_Exercise_
Extract from the listing each line in which the word "available" appears.

Dataset records:
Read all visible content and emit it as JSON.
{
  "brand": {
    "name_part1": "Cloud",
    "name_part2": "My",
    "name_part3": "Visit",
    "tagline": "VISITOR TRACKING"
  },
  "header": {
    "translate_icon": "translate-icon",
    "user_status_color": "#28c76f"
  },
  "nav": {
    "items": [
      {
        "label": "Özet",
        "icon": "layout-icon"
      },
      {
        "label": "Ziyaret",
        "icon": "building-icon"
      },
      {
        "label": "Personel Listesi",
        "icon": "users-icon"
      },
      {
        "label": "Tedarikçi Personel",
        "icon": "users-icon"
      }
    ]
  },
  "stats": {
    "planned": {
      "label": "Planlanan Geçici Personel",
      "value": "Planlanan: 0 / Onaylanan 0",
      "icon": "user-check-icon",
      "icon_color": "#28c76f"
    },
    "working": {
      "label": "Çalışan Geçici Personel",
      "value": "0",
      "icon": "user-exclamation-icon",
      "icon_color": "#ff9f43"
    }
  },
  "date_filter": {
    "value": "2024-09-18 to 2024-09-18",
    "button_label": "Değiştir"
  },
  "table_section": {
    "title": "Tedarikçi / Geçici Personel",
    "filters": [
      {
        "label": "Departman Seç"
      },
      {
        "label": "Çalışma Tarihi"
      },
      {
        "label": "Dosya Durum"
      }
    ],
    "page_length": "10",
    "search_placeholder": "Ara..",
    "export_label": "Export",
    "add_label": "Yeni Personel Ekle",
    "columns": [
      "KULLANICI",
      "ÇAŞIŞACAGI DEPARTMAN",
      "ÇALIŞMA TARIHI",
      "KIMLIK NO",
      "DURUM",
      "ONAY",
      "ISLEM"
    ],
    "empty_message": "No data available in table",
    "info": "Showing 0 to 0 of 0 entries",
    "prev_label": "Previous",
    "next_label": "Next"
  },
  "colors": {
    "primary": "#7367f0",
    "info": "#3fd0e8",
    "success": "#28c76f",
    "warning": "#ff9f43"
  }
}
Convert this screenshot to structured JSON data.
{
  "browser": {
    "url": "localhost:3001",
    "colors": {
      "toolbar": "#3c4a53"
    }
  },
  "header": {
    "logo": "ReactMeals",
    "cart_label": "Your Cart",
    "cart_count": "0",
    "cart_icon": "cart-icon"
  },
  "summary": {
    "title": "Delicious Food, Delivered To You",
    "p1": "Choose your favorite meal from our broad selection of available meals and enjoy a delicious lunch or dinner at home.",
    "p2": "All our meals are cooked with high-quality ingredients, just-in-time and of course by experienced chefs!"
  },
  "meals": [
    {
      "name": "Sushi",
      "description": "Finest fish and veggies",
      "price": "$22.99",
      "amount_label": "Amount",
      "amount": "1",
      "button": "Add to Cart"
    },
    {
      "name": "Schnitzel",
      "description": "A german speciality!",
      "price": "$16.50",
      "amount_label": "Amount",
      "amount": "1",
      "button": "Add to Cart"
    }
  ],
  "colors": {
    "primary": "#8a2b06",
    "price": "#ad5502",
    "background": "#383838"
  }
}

==

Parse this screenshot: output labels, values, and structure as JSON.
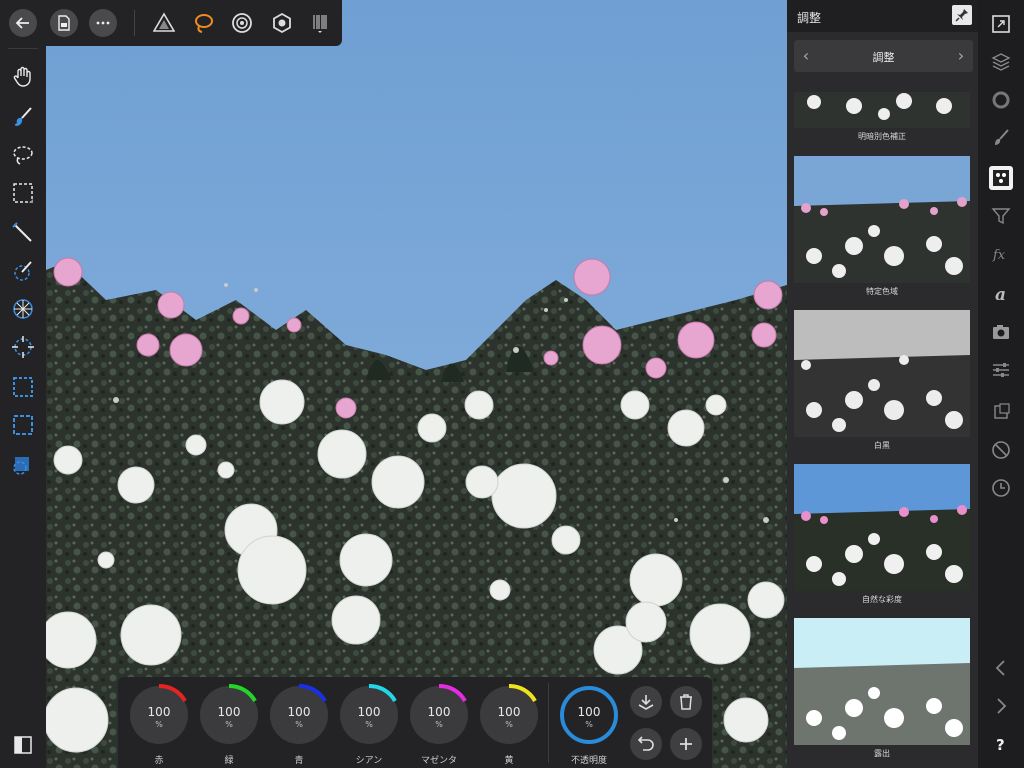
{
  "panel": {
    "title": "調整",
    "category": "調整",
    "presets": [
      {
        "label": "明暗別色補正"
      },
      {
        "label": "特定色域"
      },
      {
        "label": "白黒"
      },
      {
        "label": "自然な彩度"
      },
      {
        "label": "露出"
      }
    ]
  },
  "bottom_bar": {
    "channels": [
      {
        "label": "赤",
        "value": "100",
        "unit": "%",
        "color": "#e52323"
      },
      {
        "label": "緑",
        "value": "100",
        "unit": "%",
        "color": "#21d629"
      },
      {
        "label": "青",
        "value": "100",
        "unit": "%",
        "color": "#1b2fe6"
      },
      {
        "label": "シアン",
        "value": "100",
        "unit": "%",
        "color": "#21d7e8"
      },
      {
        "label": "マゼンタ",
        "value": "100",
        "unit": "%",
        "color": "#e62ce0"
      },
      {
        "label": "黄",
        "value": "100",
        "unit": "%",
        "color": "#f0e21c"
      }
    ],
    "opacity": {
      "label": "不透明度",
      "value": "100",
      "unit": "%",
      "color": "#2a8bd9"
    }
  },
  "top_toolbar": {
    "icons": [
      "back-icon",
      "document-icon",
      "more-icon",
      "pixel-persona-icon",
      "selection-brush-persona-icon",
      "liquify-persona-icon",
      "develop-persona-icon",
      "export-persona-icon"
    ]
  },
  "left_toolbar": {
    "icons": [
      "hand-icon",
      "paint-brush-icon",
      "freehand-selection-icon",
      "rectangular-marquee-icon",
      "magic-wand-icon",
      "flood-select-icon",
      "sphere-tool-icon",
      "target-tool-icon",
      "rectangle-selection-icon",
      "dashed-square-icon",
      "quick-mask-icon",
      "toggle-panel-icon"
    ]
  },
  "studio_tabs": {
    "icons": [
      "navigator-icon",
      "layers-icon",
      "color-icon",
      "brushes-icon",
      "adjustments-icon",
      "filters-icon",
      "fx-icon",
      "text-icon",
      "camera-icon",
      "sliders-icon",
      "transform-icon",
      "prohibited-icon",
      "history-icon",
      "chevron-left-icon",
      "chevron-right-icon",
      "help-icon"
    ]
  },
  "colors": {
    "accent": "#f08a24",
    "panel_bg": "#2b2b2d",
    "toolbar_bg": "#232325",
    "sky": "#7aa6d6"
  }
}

_Reply_
    "empty_message": "No data available in table",
    "p1": "Choose your favorite meal from our broad selection of available meals and enjoy a delicious lunch or dinner at home.",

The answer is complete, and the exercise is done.